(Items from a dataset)
+-------+

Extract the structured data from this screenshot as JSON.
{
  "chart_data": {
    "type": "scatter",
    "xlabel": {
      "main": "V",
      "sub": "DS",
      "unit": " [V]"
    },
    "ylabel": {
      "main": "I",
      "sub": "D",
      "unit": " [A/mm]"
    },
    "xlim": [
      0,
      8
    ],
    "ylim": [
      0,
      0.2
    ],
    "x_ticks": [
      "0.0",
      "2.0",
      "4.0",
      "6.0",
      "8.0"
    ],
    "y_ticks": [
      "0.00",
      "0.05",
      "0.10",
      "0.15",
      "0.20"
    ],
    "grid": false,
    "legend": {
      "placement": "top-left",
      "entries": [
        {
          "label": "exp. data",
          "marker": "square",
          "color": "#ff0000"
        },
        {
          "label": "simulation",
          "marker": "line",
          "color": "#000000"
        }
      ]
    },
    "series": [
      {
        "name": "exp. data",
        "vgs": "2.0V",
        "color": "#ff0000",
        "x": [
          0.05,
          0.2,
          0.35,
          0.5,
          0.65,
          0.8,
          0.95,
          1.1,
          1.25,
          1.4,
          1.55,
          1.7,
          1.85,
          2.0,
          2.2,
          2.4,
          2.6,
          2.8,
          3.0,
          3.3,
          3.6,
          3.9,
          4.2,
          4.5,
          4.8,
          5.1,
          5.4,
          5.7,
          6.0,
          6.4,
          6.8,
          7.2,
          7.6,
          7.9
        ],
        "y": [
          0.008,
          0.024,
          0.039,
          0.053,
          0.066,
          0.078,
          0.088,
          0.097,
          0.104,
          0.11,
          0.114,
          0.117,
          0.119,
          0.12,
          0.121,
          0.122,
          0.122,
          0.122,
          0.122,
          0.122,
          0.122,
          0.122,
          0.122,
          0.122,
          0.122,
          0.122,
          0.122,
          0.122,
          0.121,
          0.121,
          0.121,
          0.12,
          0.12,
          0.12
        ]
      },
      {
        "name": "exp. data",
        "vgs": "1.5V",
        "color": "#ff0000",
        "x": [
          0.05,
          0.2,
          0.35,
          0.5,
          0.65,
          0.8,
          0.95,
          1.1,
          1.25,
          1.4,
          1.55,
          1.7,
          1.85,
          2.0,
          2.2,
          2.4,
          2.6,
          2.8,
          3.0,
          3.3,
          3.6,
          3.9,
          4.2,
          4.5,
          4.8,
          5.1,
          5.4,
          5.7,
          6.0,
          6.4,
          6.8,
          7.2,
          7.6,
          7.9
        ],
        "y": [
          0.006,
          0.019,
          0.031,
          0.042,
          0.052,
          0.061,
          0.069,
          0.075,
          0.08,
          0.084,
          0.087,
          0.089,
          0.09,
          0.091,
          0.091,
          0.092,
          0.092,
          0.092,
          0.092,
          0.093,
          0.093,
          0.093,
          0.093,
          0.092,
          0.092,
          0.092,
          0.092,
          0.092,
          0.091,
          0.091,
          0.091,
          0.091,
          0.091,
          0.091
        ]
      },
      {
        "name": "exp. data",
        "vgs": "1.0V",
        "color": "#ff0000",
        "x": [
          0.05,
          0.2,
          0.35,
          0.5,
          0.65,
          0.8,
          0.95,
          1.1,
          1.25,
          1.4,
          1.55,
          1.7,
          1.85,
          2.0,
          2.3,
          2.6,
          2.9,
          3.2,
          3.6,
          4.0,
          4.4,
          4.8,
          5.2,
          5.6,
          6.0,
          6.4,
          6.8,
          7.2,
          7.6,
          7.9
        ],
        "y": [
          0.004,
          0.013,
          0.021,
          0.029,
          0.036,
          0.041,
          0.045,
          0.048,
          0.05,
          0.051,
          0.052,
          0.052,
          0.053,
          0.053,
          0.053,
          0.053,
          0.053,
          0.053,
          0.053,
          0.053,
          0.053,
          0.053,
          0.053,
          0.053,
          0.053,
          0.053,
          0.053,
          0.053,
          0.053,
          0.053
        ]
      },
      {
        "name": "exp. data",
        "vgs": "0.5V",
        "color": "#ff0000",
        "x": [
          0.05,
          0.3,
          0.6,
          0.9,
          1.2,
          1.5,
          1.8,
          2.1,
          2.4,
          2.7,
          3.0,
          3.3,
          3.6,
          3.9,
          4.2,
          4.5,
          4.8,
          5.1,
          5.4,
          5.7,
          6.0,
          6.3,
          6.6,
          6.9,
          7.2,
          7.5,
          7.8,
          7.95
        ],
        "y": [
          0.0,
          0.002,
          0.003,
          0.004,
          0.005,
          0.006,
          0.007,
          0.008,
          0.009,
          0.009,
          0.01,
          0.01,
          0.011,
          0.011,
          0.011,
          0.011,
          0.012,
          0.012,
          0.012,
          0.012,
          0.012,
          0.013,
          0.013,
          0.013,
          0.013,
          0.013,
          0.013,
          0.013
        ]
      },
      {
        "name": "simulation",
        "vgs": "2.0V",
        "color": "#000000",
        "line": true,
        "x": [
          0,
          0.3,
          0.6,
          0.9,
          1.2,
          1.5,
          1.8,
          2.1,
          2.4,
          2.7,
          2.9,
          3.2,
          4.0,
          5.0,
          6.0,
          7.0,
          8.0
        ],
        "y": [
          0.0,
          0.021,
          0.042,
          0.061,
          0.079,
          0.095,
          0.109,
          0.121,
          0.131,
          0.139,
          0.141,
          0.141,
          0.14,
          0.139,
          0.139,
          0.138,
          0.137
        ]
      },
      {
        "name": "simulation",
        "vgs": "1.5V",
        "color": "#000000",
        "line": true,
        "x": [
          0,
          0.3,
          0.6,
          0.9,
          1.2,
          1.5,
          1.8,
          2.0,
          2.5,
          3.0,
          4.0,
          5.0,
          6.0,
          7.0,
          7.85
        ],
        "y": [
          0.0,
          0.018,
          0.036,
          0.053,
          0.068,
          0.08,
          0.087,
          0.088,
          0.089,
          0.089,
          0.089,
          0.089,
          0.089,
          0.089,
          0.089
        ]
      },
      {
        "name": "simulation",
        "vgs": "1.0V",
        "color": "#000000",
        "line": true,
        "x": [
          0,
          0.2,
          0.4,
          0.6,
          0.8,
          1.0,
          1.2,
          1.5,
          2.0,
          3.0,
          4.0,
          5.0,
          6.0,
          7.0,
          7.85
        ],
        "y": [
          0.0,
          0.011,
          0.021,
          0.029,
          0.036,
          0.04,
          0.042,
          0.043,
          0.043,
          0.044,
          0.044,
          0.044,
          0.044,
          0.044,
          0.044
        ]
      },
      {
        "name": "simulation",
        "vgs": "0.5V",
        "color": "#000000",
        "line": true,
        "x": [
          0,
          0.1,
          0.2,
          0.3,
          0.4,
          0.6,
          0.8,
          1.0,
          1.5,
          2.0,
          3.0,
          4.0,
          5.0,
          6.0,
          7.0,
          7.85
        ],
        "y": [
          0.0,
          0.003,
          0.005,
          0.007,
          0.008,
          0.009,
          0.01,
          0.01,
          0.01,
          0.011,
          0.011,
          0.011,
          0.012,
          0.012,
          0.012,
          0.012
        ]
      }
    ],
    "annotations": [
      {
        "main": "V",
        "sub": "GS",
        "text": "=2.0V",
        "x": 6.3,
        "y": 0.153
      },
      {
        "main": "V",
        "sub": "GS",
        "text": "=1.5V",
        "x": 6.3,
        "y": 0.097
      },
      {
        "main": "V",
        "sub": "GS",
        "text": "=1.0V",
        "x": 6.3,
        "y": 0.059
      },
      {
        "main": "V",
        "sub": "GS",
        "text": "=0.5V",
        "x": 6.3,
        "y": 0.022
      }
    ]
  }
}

+-------+

**PROBLEM REQUIREMENTS**.
Write the material out again in its entirety, exactly as shown.

**SOLVED EXERCISE**.
Extract the structured data from this screenshot as JSON.
{
  "chart_data": {
    "type": "scatter",
    "xlabel": {
      "main": "V",
      "sub": "DS",
      "unit": " [V]"
    },
    "ylabel": {
      "main": "I",
      "sub": "D",
      "unit": " [A/mm]"
    },
    "xlim": [
      0,
      8
    ],
    "ylim": [
      0,
      0.2
    ],
    "x_ticks": [
      "0.0",
      "2.0",
      "4.0",
      "6.0",
      "8.0"
    ],
    "y_ticks": [
      "0.00",
      "0.05",
      "0.10",
      "0.15",
      "0.20"
    ],
    "grid": false,
    "legend": {
      "placement": "top-left",
      "entries": [
        {
          "label": "exp. data",
          "marker": "square",
          "color": "#ff0000"
        },
        {
          "label": "simulation",
          "marker": "line",
          "color": "#000000"
        }
      ]
    },
    "series": [
      {
        "name": "exp. data",
        "vgs": "2.0V",
        "color": "#ff0000",
        "x": [
          0.05,
          0.2,
          0.35,
          0.5,
          0.65,
          0.8,
          0.95,
          1.1,
          1.25,
          1.4,
          1.55,
          1.7,
          1.85,
          2.0,
          2.2,
          2.4,
          2.6,
          2.8,
          3.0,
          3.3,
          3.6,
          3.9,
          4.2,
          4.5,
          4.8,
          5.1,
          5.4,
          5.7,
          6.0,
          6.4,
          6.8,
          7.2,
          7.6,
          7.9
        ],
        "y": [
          0.008,
          0.024,
          0.039,
          0.053,
          0.066,
          0.078,
          0.088,
          0.097,
          0.104,
          0.11,
          0.114,
          0.117,
          0.119,
          0.12,
          0.121,
          0.122,
          0.122,
          0.122,
          0.122,
          0.122,
          0.122,
          0.122,
          0.122,
          0.122,
          0.122,
          0.122,
          0.122,
          0.122,
          0.121,
          0.121,
          0.121,
          0.12,
          0.12,
          0.12
        ]
      },
      {
        "name": "exp. data",
        "vgs": "1.5V",
        "color": "#ff0000",
        "x": [
          0.05,
          0.2,
          0.35,
          0.5,
          0.65,
          0.8,
          0.95,
          1.1,
          1.25,
          1.4,
          1.55,
          1.7,
          1.85,
          2.0,
          2.2,
          2.4,
          2.6,
          2.8,
          3.0,
          3.3,
          3.6,
          3.9,
          4.2,
          4.5,
          4.8,
          5.1,
          5.4,
          5.7,
          6.0,
          6.4,
          6.8,
          7.2,
          7.6,
          7.9
        ],
        "y": [
          0.006,
          0.019,
          0.031,
          0.042,
          0.052,
          0.061,
          0.069,
          0.075,
          0.08,
          0.084,
          0.087,
          0.089,
          0.09,
          0.091,
          0.091,
          0.092,
          0.092,
          0.092,
          0.092,
          0.093,
          0.093,
          0.093,
          0.093,
          0.092,
          0.092,
          0.092,
          0.092,
          0.092,
          0.091,
          0.091,
          0.091,
          0.091,
          0.091,
          0.091
        ]
      },
      {
        "name": "exp. data",
        "vgs": "1.0V",
        "color": "#ff0000",
        "x": [
          0.05,
          0.2,
          0.35,
          0.5,
          0.65,
          0.8,
          0.95,
          1.1,
          1.25,
          1.4,
          1.55,
          1.7,
          1.85,
          2.0,
          2.3,
          2.6,
          2.9,
          3.2,
          3.6,
          4.0,
          4.4,
          4.8,
          5.2,
          5.6,
          6.0,
          6.4,
          6.8,
          7.2,
          7.6,
          7.9
        ],
        "y": [
          0.004,
          0.013,
          0.021,
          0.029,
          0.036,
          0.041,
          0.045,
          0.048,
          0.05,
          0.051,
          0.052,
          0.052,
          0.053,
          0.053,
          0.053,
          0.053,
          0.053,
          0.053,
          0.053,
          0.053,
          0.053,
          0.053,
          0.053,
          0.053,
          0.053,
          0.053,
          0.053,
          0.053,
          0.053,
          0.053
        ]
      },
      {
        "name": "exp. data",
        "vgs": "0.5V",
        "color": "#ff0000",
        "x": [
          0.05,
          0.3,
          0.6,
          0.9,
          1.2,
          1.5,
          1.8,
          2.1,
          2.4,
          2.7,
          3.0,
          3.3,
          3.6,
          3.9,
          4.2,
          4.5,
          4.8,
          5.1,
          5.4,
          5.7,
          6.0,
          6.3,
          6.6,
          6.9,
          7.2,
          7.5,
          7.8,
          7.95
        ],
        "y": [
          0.0,
          0.002,
          0.003,
          0.004,
          0.005,
          0.006,
          0.007,
          0.008,
          0.009,
          0.009,
          0.01,
          0.01,
          0.011,
          0.011,
          0.011,
          0.011,
          0.012,
          0.012,
          0.012,
          0.012,
          0.012,
          0.013,
          0.013,
          0.013,
          0.013,
          0.013,
          0.013,
          0.013
        ]
      },
      {
        "name": "simulation",
        "vgs": "2.0V",
        "color": "#000000",
        "line": true,
        "x": [
          0,
          0.3,
          0.6,
          0.9,
          1.2,
          1.5,
          1.8,
          2.1,
          2.4,
          2.7,
          2.9,
          3.2,
          4.0,
          5.0,
          6.0,
          7.0,
          8.0
        ],
        "y": [
          0.0,
          0.021,
          0.042,
          0.061,
          0.079,
          0.095,
          0.109,
          0.121,
          0.131,
          0.139,
          0.141,
          0.141,
          0.14,
          0.139,
          0.139,
          0.138,
          0.137
        ]
      },
      {
        "name": "simulation",
        "vgs": "1.5V",
        "color": "#000000",
        "line": true,
        "x": [
          0,
          0.3,
          0.6,
          0.9,
          1.2,
          1.5,
          1.8,
          2.0,
          2.5,
          3.0,
          4.0,
          5.0,
          6.0,
          7.0,
          7.85
        ],
        "y": [
          0.0,
          0.018,
          0.036,
          0.053,
          0.068,
          0.08,
          0.087,
          0.088,
          0.089,
          0.089,
          0.089,
          0.089,
          0.089,
          0.089,
          0.089
        ]
      },
      {
        "name": "simulation",
        "vgs": "1.0V",
        "color": "#000000",
        "line": true,
        "x": [
          0,
          0.2,
          0.4,
          0.6,
          0.8,
          1.0,
          1.2,
          1.5,
          2.0,
          3.0,
          4.0,
          5.0,
          6.0,
          7.0,
          7.85
        ],
        "y": [
          0.0,
          0.011,
          0.021,
          0.029,
          0.036,
          0.04,
          0.042,
          0.043,
          0.043,
          0.044,
          0.044,
          0.044,
          0.044,
          0.044,
          0.044
        ]
      },
      {
        "name": "simulation",
        "vgs": "0.5V",
        "color": "#000000",
        "line": true,
        "x": [
          0,
          0.1,
          0.2,
          0.3,
          0.4,
          0.6,
          0.8,
          1.0,
          1.5,
          2.0,
          3.0,
          4.0,
          5.0,
          6.0,
          7.0,
          7.85
        ],
        "y": [
          0.0,
          0.003,
          0.005,
          0.007,
          0.008,
          0.009,
          0.01,
          0.01,
          0.01,
          0.011,
          0.011,
          0.011,
          0.012,
          0.012,
          0.012,
          0.012
        ]
      }
    ],
    "annotations": [
      {
        "main": "V",
        "sub": "GS",
        "text": "=2.0V",
        "x": 6.3,
        "y": 0.153
      },
      {
        "main": "V",
        "sub": "GS",
        "text": "=1.5V",
        "x": 6.3,
        "y": 0.097
      },
      {
        "main": "V",
        "sub": "GS",
        "text": "=1.0V",
        "x": 6.3,
        "y": 0.059
      },
      {
        "main": "V",
        "sub": "GS",
        "text": "=0.5V",
        "x": 6.3,
        "y": 0.022
      }
    ]
  }
}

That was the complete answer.